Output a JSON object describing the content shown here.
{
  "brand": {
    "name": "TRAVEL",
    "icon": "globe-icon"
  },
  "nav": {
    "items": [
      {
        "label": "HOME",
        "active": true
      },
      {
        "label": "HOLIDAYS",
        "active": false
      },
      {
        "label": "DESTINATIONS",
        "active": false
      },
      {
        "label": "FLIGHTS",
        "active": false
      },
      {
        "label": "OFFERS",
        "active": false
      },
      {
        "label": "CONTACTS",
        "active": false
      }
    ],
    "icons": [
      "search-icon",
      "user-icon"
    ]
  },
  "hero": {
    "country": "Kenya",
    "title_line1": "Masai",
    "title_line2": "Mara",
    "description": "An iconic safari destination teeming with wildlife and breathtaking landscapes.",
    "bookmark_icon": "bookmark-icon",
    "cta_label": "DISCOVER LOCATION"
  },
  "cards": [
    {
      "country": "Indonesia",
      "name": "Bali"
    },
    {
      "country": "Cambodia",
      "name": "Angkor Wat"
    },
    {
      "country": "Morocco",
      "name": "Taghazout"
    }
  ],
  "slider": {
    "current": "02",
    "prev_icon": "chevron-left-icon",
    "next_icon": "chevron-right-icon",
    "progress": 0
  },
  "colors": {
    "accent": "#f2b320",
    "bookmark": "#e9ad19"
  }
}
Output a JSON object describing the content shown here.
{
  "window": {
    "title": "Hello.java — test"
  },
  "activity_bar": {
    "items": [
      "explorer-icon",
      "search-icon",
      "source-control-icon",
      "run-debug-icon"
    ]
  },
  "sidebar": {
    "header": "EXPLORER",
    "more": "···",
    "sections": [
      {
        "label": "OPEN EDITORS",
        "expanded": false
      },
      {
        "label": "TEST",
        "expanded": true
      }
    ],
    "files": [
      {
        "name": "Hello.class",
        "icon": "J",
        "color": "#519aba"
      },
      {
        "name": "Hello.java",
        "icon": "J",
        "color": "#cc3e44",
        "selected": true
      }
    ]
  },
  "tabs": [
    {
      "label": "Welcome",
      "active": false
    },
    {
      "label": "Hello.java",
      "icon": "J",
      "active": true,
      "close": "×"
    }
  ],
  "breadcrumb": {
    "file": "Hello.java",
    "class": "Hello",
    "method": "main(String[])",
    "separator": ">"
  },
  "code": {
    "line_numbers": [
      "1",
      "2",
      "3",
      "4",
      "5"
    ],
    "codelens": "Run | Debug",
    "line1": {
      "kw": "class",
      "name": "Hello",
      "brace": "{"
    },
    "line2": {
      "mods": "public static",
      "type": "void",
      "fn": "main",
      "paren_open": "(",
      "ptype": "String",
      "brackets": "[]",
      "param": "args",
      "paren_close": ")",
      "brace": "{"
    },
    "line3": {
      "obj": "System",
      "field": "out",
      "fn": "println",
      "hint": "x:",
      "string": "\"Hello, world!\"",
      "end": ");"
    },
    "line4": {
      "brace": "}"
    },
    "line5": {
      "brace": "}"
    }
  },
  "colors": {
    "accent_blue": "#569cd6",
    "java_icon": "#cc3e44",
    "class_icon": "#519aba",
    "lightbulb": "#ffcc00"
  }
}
______
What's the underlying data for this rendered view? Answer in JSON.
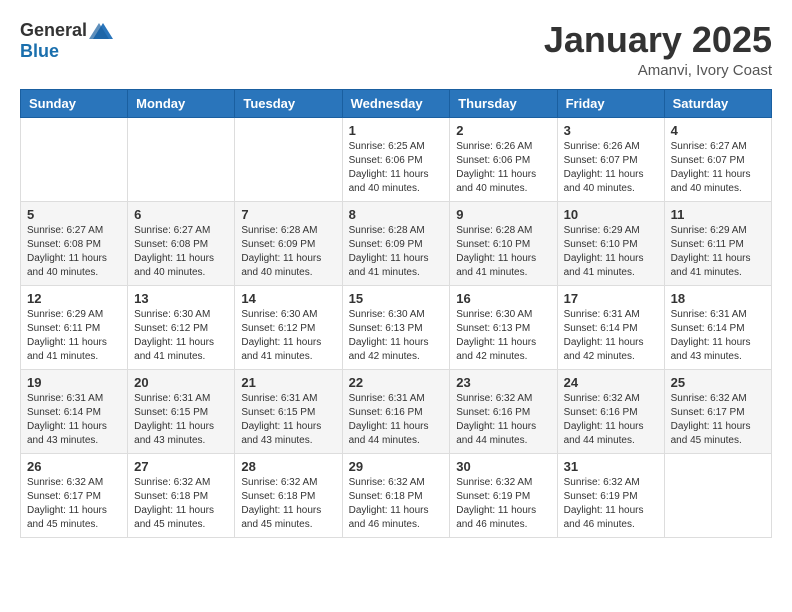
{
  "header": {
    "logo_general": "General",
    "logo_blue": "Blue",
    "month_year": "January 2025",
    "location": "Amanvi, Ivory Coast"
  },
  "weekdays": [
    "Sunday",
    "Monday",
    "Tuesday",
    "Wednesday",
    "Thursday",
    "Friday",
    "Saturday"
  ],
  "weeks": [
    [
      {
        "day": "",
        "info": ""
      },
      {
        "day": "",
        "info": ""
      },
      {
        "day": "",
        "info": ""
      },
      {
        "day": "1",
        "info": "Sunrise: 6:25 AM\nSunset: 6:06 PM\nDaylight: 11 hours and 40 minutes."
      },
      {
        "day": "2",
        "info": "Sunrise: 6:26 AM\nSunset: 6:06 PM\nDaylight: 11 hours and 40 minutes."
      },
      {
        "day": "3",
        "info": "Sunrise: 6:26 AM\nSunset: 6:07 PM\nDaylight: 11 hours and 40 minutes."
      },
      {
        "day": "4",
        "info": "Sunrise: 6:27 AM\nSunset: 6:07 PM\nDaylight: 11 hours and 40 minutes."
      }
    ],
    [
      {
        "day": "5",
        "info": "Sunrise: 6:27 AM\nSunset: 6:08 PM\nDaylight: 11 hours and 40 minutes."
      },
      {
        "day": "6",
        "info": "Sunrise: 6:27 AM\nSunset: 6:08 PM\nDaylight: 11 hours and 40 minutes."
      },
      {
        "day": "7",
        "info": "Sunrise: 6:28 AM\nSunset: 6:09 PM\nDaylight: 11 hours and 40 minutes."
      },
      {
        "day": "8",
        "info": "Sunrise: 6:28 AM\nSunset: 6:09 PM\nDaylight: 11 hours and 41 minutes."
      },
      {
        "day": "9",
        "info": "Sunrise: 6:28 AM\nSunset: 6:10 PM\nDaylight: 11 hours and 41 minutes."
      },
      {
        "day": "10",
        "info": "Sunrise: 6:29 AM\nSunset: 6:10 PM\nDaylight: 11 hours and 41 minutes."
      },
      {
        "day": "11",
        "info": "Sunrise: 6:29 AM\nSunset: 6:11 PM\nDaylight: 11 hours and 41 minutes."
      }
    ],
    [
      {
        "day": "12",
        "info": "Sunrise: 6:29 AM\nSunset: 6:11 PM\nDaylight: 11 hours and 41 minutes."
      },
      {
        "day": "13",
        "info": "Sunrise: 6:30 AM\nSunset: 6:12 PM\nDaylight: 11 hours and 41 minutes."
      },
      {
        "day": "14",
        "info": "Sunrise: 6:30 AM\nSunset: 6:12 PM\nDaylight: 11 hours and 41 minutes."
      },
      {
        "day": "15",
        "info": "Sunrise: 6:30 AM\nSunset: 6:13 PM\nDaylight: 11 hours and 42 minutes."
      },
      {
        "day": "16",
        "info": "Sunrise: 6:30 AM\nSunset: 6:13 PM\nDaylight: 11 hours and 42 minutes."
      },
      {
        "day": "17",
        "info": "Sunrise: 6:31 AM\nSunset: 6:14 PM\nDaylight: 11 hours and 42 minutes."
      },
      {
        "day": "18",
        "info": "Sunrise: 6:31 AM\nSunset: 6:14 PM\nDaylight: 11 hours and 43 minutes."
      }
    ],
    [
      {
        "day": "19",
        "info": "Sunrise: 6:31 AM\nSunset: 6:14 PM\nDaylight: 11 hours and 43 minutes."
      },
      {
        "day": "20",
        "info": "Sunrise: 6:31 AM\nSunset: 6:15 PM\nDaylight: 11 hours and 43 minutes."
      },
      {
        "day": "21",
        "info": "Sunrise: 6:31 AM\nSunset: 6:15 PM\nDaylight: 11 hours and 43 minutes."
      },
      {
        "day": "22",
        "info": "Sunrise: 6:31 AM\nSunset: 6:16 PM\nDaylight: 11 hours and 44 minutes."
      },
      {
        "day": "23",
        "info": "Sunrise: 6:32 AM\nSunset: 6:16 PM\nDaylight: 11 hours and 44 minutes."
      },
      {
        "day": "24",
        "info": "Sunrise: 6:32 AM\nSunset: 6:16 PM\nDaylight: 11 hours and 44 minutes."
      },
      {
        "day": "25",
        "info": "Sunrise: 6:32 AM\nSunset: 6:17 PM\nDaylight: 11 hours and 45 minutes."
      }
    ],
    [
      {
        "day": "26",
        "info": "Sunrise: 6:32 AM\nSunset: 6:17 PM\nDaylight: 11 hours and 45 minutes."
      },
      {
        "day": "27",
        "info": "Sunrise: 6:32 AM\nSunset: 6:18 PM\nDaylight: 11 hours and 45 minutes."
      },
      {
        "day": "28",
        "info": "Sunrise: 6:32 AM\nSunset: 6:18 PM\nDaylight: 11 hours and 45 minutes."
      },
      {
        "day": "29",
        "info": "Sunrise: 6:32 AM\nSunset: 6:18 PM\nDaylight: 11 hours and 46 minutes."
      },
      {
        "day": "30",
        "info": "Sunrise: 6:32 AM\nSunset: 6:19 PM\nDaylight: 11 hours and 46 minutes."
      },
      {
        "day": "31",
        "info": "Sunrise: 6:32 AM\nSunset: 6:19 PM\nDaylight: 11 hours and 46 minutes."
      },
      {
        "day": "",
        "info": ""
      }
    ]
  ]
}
______
WORK TO BE COMPLETED:
Using the listing above, pull out all lines that hold the word "Hello".

SOLUTION:
    "title": "Hello.java — test"
        "name": "Hello.class",
        "name": "Hello.java",
      "label": "Hello.java",
    "file": "Hello.java",
    "class": "Hello",
      "name": "Hello",
      "string": "\"Hello, world!\"",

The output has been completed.